■ STORED RECORDS:
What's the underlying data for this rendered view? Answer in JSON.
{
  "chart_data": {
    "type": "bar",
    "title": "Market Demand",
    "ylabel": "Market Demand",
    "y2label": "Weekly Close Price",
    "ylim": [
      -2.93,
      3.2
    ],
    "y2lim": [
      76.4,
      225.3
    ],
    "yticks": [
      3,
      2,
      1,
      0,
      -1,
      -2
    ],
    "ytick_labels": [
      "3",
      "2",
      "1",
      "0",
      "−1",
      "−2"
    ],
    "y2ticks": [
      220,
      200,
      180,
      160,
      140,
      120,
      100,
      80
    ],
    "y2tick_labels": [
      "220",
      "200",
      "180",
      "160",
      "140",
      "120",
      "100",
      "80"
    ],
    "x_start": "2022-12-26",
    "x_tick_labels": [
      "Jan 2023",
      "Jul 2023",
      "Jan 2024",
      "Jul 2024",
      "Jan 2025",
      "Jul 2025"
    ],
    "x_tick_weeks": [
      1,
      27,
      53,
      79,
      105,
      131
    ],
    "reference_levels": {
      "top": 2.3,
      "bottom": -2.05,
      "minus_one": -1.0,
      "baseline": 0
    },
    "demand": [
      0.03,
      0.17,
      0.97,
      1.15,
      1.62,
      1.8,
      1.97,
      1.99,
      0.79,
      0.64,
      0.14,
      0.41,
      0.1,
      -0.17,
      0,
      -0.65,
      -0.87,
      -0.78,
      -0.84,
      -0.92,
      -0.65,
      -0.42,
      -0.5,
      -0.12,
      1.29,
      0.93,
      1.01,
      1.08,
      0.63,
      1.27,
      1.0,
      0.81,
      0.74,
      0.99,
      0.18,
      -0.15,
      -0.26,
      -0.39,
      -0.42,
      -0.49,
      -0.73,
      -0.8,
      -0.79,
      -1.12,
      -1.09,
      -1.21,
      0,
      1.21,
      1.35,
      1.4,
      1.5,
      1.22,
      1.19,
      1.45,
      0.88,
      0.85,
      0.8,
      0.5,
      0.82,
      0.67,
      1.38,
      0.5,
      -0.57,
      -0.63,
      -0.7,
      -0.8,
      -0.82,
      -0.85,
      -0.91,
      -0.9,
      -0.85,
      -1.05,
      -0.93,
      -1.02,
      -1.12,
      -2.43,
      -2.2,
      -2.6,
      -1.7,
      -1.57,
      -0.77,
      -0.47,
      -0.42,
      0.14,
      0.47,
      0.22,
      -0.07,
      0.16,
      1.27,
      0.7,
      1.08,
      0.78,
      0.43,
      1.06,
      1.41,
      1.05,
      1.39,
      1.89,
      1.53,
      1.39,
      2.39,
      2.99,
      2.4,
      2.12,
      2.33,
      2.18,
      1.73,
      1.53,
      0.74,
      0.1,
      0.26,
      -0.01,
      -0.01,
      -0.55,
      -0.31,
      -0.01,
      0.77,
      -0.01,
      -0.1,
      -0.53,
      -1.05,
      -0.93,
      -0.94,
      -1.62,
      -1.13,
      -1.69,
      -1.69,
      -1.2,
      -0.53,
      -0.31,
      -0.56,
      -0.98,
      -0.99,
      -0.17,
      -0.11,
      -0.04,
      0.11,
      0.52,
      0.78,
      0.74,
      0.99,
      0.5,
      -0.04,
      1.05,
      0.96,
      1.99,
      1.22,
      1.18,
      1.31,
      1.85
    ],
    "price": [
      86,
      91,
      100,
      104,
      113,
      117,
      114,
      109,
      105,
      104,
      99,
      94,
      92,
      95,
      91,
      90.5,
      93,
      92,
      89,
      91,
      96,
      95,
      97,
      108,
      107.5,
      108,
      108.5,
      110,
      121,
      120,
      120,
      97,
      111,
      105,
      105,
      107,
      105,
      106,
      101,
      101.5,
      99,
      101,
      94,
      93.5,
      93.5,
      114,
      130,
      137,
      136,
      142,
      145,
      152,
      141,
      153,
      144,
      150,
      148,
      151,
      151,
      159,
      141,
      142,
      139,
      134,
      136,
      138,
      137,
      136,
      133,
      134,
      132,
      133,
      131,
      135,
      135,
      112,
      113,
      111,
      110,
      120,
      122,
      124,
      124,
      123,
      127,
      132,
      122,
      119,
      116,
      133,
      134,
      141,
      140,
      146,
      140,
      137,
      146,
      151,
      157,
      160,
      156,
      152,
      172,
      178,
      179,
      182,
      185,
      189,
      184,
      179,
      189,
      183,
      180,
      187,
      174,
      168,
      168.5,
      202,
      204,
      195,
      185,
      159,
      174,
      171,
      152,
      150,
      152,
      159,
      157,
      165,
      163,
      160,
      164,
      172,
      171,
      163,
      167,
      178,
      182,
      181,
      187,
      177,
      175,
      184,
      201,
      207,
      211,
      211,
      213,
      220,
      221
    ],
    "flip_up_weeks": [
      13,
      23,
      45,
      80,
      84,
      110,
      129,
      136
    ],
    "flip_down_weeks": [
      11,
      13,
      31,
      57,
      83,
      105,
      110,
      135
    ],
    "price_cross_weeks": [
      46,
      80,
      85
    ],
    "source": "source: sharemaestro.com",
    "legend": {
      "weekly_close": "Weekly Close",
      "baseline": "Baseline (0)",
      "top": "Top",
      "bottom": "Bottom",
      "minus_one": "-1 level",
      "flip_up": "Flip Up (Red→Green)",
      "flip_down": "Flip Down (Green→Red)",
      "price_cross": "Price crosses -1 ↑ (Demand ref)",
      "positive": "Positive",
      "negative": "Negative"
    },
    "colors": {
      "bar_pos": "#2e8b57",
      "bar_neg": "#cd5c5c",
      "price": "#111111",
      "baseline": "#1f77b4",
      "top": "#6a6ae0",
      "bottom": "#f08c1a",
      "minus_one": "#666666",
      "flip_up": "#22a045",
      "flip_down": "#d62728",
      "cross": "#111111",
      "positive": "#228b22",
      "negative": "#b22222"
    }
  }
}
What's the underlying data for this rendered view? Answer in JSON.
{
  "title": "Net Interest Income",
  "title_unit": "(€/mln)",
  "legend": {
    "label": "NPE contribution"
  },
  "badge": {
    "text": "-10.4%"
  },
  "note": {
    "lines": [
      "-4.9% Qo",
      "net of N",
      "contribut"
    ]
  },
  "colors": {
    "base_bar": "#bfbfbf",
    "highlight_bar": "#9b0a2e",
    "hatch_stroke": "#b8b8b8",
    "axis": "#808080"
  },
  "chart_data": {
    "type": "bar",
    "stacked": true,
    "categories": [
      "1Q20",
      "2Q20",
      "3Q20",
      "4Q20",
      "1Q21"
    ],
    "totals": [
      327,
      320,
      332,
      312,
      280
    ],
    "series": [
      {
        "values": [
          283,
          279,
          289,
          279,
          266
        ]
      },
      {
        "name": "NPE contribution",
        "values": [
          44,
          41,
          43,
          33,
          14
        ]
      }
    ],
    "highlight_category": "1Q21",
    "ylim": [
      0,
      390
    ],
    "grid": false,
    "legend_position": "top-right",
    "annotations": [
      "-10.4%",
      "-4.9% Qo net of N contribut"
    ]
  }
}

■ REQUIRED WORK: Nothing may be left out: return each entry exactly as it reads.

■ RESULT:
What's the underlying data for this rendered view? Answer in JSON.
{
  "chart_data": {
    "type": "bar",
    "title": "Market Demand",
    "ylabel": "Market Demand",
    "y2label": "Weekly Close Price",
    "ylim": [
      -2.93,
      3.2
    ],
    "y2lim": [
      76.4,
      225.3
    ],
    "yticks": [
      3,
      2,
      1,
      0,
      -1,
      -2
    ],
    "ytick_labels": [
      "3",
      "2",
      "1",
      "0",
      "−1",
      "−2"
    ],
    "y2ticks": [
      220,
      200,
      180,
      160,
      140,
      120,
      100,
      80
    ],
    "y2tick_labels": [
      "220",
      "200",
      "180",
      "160",
      "140",
      "120",
      "100",
      "80"
    ],
    "x_start": "2022-12-26",
    "x_tick_labels": [
      "Jan 2023",
      "Jul 2023",
      "Jan 2024",
      "Jul 2024",
      "Jan 2025",
      "Jul 2025"
    ],
    "x_tick_weeks": [
      1,
      27,
      53,
      79,
      105,
      131
    ],
    "reference_levels": {
      "top": 2.3,
      "bottom": -2.05,
      "minus_one": -1.0,
      "baseline": 0
    },
    "demand": [
      0.03,
      0.17,
      0.97,
      1.15,
      1.62,
      1.8,
      1.97,
      1.99,
      0.79,
      0.64,
      0.14,
      0.41,
      0.1,
      -0.17,
      0,
      -0.65,
      -0.87,
      -0.78,
      -0.84,
      -0.92,
      -0.65,
      -0.42,
      -0.5,
      -0.12,
      1.29,
      0.93,
      1.01,
      1.08,
      0.63,
      1.27,
      1.0,
      0.81,
      0.74,
      0.99,
      0.18,
      -0.15,
      -0.26,
      -0.39,
      -0.42,
      -0.49,
      -0.73,
      -0.8,
      -0.79,
      -1.12,
      -1.09,
      -1.21,
      0,
      1.21,
      1.35,
      1.4,
      1.5,
      1.22,
      1.19,
      1.45,
      0.88,
      0.85,
      0.8,
      0.5,
      0.82,
      0.67,
      1.38,
      0.5,
      -0.57,
      -0.63,
      -0.7,
      -0.8,
      -0.82,
      -0.85,
      -0.91,
      -0.9,
      -0.85,
      -1.05,
      -0.93,
      -1.02,
      -1.12,
      -2.43,
      -2.2,
      -2.6,
      -1.7,
      -1.57,
      -0.77,
      -0.47,
      -0.42,
      0.14,
      0.47,
      0.22,
      -0.07,
      0.16,
      1.27,
      0.7,
      1.08,
      0.78,
      0.43,
      1.06,
      1.41,
      1.05,
      1.39,
      1.89,
      1.53,
      1.39,
      2.39,
      2.99,
      2.4,
      2.12,
      2.33,
      2.18,
      1.73,
      1.53,
      0.74,
      0.1,
      0.26,
      -0.01,
      -0.01,
      -0.55,
      -0.31,
      -0.01,
      0.77,
      -0.01,
      -0.1,
      -0.53,
      -1.05,
      -0.93,
      -0.94,
      -1.62,
      -1.13,
      -1.69,
      -1.69,
      -1.2,
      -0.53,
      -0.31,
      -0.56,
      -0.98,
      -0.99,
      -0.17,
      -0.11,
      -0.04,
      0.11,
      0.52,
      0.78,
      0.74,
      0.99,
      0.5,
      -0.04,
      1.05,
      0.96,
      1.99,
      1.22,
      1.18,
      1.31,
      1.85
    ],
    "price": [
      86,
      91,
      100,
      104,
      113,
      117,
      114,
      109,
      105,
      104,
      99,
      94,
      92,
      95,
      91,
      90.5,
      93,
      92,
      89,
      91,
      96,
      95,
      97,
      108,
      107.5,
      108,
      108.5,
      110,
      121,
      120,
      120,
      97,
      111,
      105,
      105,
      107,
      105,
      106,
      101,
      101.5,
      99,
      101,
      94,
      93.5,
      93.5,
      114,
      130,
      137,
      136,
      142,
      145,
      152,
      141,
      153,
      144,
      150,
      148,
      151,
      151,
      159,
      141,
      142,
      139,
      134,
      136,
      138,
      137,
      136,
      133,
      134,
      132,
      133,
      131,
      135,
      135,
      112,
      113,
      111,
      110,
      120,
      122,
      124,
      124,
      123,
      127,
      132,
      122,
      119,
      116,
      133,
      134,
      141,
      140,
      146,
      140,
      137,
      146,
      151,
      157,
      160,
      156,
      152,
      172,
      178,
      179,
      182,
      185,
      189,
      184,
      179,
      189,
      183,
      180,
      187,
      174,
      168,
      168.5,
      202,
      204,
      195,
      185,
      159,
      174,
      171,
      152,
      150,
      152,
      159,
      157,
      165,
      163,
      160,
      164,
      172,
      171,
      163,
      167,
      178,
      182,
      181,
      187,
      177,
      175,
      184,
      201,
      207,
      211,
      211,
      213,
      220,
      221
    ],
    "flip_up_weeks": [
      13,
      23,
      45,
      80,
      84,
      110,
      129,
      136
    ],
    "flip_down_weeks": [
      11,
      13,
      31,
      57,
      83,
      105,
      110,
      135
    ],
    "price_cross_weeks": [
      46,
      80,
      85
    ],
    "source": "source: sharemaestro.com",
    "legend": {
      "weekly_close": "Weekly Close",
      "baseline": "Baseline (0)",
      "top": "Top",
      "bottom": "Bottom",
      "minus_one": "-1 level",
      "flip_up": "Flip Up (Red→Green)",
      "flip_down": "Flip Down (Green→Red)",
      "price_cross": "Price crosses -1 ↑ (Demand ref)",
      "positive": "Positive",
      "negative": "Negative"
    },
    "colors": {
      "bar_pos": "#2e8b57",
      "bar_neg": "#cd5c5c",
      "price": "#111111",
      "baseline": "#1f77b4",
      "top": "#6a6ae0",
      "bottom": "#f08c1a",
      "minus_one": "#666666",
      "flip_up": "#22a045",
      "flip_down": "#d62728",
      "cross": "#111111",
      "positive": "#228b22",
      "negative": "#b22222"
    }
  }
}
What's the underlying data for this rendered view? Answer in JSON.
{
  "title": "Net Interest Income",
  "title_unit": "(€/mln)",
  "legend": {
    "label": "NPE contribution"
  },
  "badge": {
    "text": "-10.4%"
  },
  "note": {
    "lines": [
      "-4.9% Qo",
      "net of N",
      "contribut"
    ]
  },
  "colors": {
    "base_bar": "#bfbfbf",
    "highlight_bar": "#9b0a2e",
    "hatch_stroke": "#b8b8b8",
    "axis": "#808080"
  },
  "chart_data": {
    "type": "bar",
    "stacked": true,
    "categories": [
      "1Q20",
      "2Q20",
      "3Q20",
      "4Q20",
      "1Q21"
    ],
    "totals": [
      327,
      320,
      332,
      312,
      280
    ],
    "series": [
      {
        "values": [
          283,
          279,
          289,
          279,
          266
        ]
      },
      {
        "name": "NPE contribution",
        "values": [
          44,
          41,
          43,
          33,
          14
        ]
      }
    ],
    "highlight_category": "1Q21",
    "ylim": [
      0,
      390
    ],
    "grid": false,
    "legend_position": "top-right",
    "annotations": [
      "-10.4%",
      "-4.9% Qo net of N contribut"
    ]
  }
}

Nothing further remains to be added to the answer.